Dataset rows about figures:

-- -- --

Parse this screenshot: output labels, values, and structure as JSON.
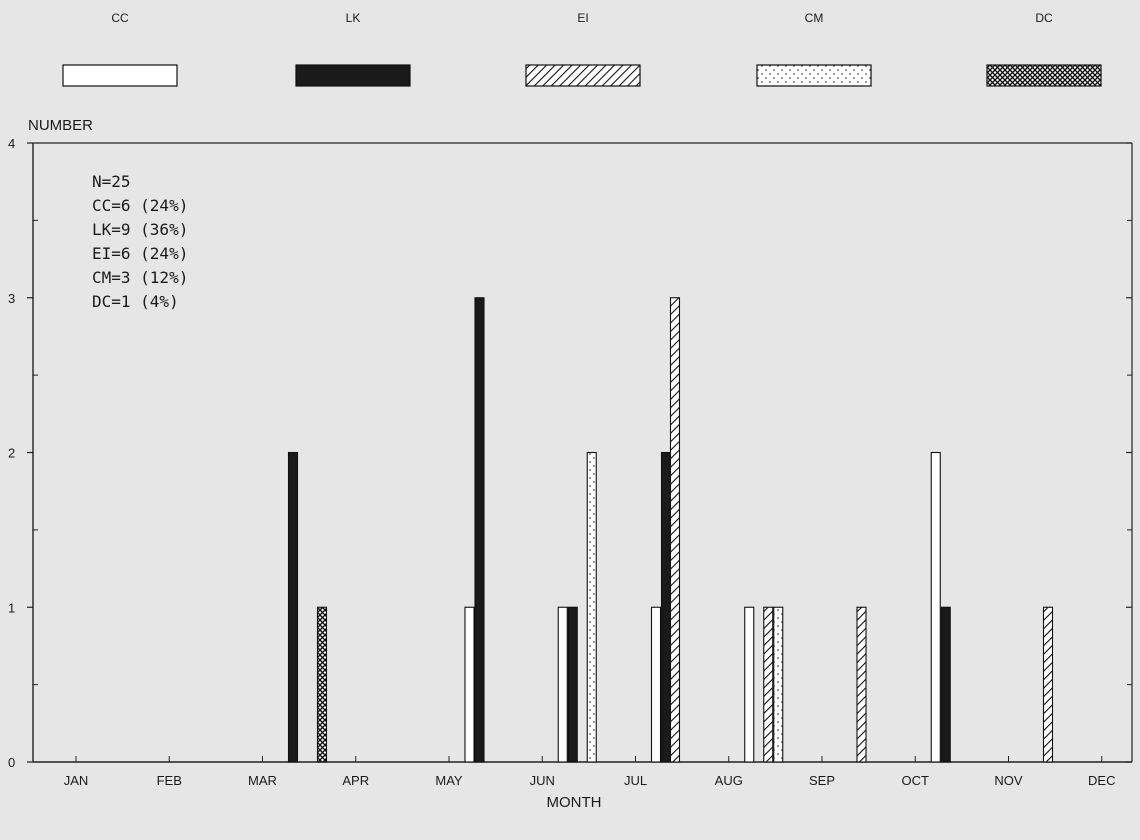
{
  "chart_data": {
    "type": "bar",
    "ylabel": "NUMBER",
    "xlabel": "MONTH",
    "ylim": [
      0,
      4
    ],
    "yticks": [
      "0",
      "1",
      "2",
      "3",
      "4"
    ],
    "categories": [
      "JAN",
      "FEB",
      "MAR",
      "APR",
      "MAY",
      "JUN",
      "JUL",
      "AUG",
      "SEP",
      "OCT",
      "NOV",
      "DEC"
    ],
    "legend_position": "top",
    "series": [
      {
        "name": "CC",
        "pattern": "empty",
        "values": [
          0,
          0,
          0,
          0,
          1,
          1,
          1,
          1,
          0,
          2,
          0,
          0
        ]
      },
      {
        "name": "LK",
        "pattern": "solid",
        "values": [
          0,
          0,
          2,
          0,
          3,
          1,
          2,
          0,
          0,
          1,
          0,
          0
        ]
      },
      {
        "name": "EI",
        "pattern": "diagonal-hatch",
        "values": [
          0,
          0,
          0,
          0,
          0,
          0,
          3,
          1,
          1,
          0,
          1,
          0
        ]
      },
      {
        "name": "CM",
        "pattern": "dotted",
        "values": [
          0,
          0,
          0,
          0,
          0,
          2,
          0,
          1,
          0,
          0,
          0,
          0
        ]
      },
      {
        "name": "DC",
        "pattern": "crosshatch",
        "values": [
          0,
          0,
          1,
          0,
          0,
          0,
          0,
          0,
          0,
          0,
          0,
          0
        ]
      }
    ],
    "annotation_lines": [
      "N=25",
      "CC=6 (24%)",
      "LK=9 (36%)",
      "EI=6 (24%)",
      "CM=3 (12%)",
      "DC=1 (4%)"
    ]
  }
}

-- -- --

# WHAT YOU HAVE TO DO
Using the material above, report each line where "name" occurs.

# EXERCISE OUTPUT
        "name": "CC",
        "name": "LK",
        "name": "EI",
        "name": "CM",
        "name": "DC",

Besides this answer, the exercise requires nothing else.